Problems to work on »
**A)** Quote every German-language passage in the talk transcript on weaving your personal narrative, in order.
**B)** Extend the talk transcript on weaving your personal narrative, picking up after its final sentence.

-- Text to read start --

I'm told we have a topic this year. That's not so usual, is it? But she's organizing the... Now as the director and the web page, the website, yeah. So she calls me up and says, we need a title for it. I say, we do? Well, I want to put it on the web. So I say something. So somehow I said, I don't know what was on my mind, I said, weaving your personal narrative. And none of you know that that was supposed to be the title, is that correct?

[01:14]

Some do. Because earlier I said to her, really? Oh my gosh. What was on my mind when you said I'd talk about that? Yeah. But anyway, we certainly are, each of us have a personal life which works its way out. But it doesn't. I have a granddaughter named Paloma. Ich habe eine Enkelin, die heißt Paloma. Das habe ich wahrscheinlich zuvor schon erwähnt. Anyway, they had a surprise... Well, it wasn't really a surprise.

[02:17]

It was supposed to be a surprise early 80th birthday party for me in January, a couple of months ago. Und die haben eine Überraschungs... Also es war nicht wirklich überraschend, aber eine Überraschungs... Because it was possible for me to be in California where I have old friends and family, a lot of family. So it happened in January. And then this birthday party took place in January. And my nephew has a Japanese restaurant and they have Japanese and he catered the meal for us, about twelve people or something.

-- Text to read end --
-- Supplied information start --

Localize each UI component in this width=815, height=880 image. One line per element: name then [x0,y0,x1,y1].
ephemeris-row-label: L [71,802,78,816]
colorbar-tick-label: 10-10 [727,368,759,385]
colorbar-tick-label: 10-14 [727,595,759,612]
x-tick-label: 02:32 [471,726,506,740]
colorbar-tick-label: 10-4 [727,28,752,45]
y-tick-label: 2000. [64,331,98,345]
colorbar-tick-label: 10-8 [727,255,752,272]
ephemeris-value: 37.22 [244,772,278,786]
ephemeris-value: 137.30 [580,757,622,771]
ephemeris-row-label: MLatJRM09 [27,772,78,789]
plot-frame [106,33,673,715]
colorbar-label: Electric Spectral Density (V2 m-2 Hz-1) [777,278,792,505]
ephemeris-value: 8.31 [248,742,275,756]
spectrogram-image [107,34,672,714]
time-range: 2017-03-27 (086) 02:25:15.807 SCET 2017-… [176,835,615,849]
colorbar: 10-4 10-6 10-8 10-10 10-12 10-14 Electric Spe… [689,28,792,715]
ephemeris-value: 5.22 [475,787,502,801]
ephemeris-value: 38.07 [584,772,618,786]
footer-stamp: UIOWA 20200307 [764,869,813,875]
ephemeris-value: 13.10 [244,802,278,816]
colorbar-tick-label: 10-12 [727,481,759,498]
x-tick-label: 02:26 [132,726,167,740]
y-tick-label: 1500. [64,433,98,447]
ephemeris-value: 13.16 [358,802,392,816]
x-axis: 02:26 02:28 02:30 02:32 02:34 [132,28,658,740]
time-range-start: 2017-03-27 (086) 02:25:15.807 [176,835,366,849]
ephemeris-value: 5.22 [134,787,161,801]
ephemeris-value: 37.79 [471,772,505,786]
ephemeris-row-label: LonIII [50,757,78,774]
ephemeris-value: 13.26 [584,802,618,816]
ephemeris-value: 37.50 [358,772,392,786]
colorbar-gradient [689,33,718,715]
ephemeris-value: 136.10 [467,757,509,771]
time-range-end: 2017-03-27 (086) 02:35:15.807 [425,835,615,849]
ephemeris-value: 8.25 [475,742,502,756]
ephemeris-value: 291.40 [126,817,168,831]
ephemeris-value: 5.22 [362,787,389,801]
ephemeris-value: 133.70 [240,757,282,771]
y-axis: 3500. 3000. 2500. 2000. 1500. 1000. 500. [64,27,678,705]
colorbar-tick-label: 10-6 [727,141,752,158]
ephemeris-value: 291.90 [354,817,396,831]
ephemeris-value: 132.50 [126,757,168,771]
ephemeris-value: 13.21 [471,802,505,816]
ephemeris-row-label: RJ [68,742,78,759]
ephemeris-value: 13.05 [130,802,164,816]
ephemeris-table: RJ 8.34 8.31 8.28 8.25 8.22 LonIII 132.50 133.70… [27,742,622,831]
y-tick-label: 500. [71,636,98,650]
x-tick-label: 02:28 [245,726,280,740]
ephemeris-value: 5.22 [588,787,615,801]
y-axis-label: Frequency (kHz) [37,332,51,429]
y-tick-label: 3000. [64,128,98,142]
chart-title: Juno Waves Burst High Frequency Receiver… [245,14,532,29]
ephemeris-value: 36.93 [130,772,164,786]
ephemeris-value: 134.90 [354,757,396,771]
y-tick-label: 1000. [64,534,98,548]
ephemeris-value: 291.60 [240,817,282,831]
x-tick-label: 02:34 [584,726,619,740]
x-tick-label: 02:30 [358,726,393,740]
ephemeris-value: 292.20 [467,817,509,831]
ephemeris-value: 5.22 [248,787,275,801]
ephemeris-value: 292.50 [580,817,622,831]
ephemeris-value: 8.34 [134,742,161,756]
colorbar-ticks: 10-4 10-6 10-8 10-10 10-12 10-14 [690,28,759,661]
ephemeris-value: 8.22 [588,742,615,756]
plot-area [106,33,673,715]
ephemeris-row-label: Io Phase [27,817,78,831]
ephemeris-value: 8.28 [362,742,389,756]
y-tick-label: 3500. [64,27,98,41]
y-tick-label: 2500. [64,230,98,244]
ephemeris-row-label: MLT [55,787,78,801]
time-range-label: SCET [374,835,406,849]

-- Supplied information end --

Results for the exercise »
**A)**
1. "Ich habe eine Enkelin, die heißt Paloma."
2. "Das habe ich wahrscheinlich zuvor schon erwähnt."
3. "Und die haben eine Überraschungs..."
4. "Also es war nicht wirklich überraschend, aber eine Überraschungs..."

**B)**
[03:17]

His father is the Japanese wood journey carpenter who built the Zendo at Crestone and will build the Zendo at the art school. He's in the process of doing it. So he and his son constructed the interior of this restaurant where there had been a restaurant that burned. So he sweetly said, cater the meal for us. Well, anyway, I have this granddaughter. And she uncannily speaks in complete, she's 20, at that time was 26 months old.

[04:36]

Uncannily? You don't know what uncannily means? She looks to her stereo translator over here. Uncanny means hard to believe. Like it was uncanny. There were three ghosts in the room at once. Uncannily means surprising or hard to believe or something. Anyway, she speaks in complete sentences. So, the next morning after the birthday party, You know, I was sleeping in the guest room, which they call the father-in-law's apartment, in case I want to retire. And my former wife does live in a mother-in-law's apartment in the house already, so...

[05:38]

So, something this little girl says Please come in here for a moment. So I go in and she's standing with both her hands on the railing of the crib. So anyway, really she says, I have an idea. I want to get out of here. Some kids would just cry.

[06:58]

So I said, okay, and she said, I want to go downstairs and see all my friends at the party. I said, well, most of them have left, but I want to see them and let's celebrate. Okay. So I picked her up and took her down. But we can assume, I mean I assume that she's different than my three daughters, but I can assume that whatever this is going on with this little girl is going to be part of her personality and part of her life. But she has been born into a family that has been involved with Buddhism for 50 or 60 years. So the conceptions of the views of Buddhism are going to be part of her life.

[08:38]

And how is that going to affect her? I think deciding to practice and all is an adult decision, so I've never said anything about Buddhism to my daughters, three daughters, if they've been growing up. But still it remains an unbelievable part of their life for them. Sophia, 15, grew up in Yonassar, primarily. And Crestone, but primarily Yonassar. Okay. So deciding to practice Buddhism is called home leaving.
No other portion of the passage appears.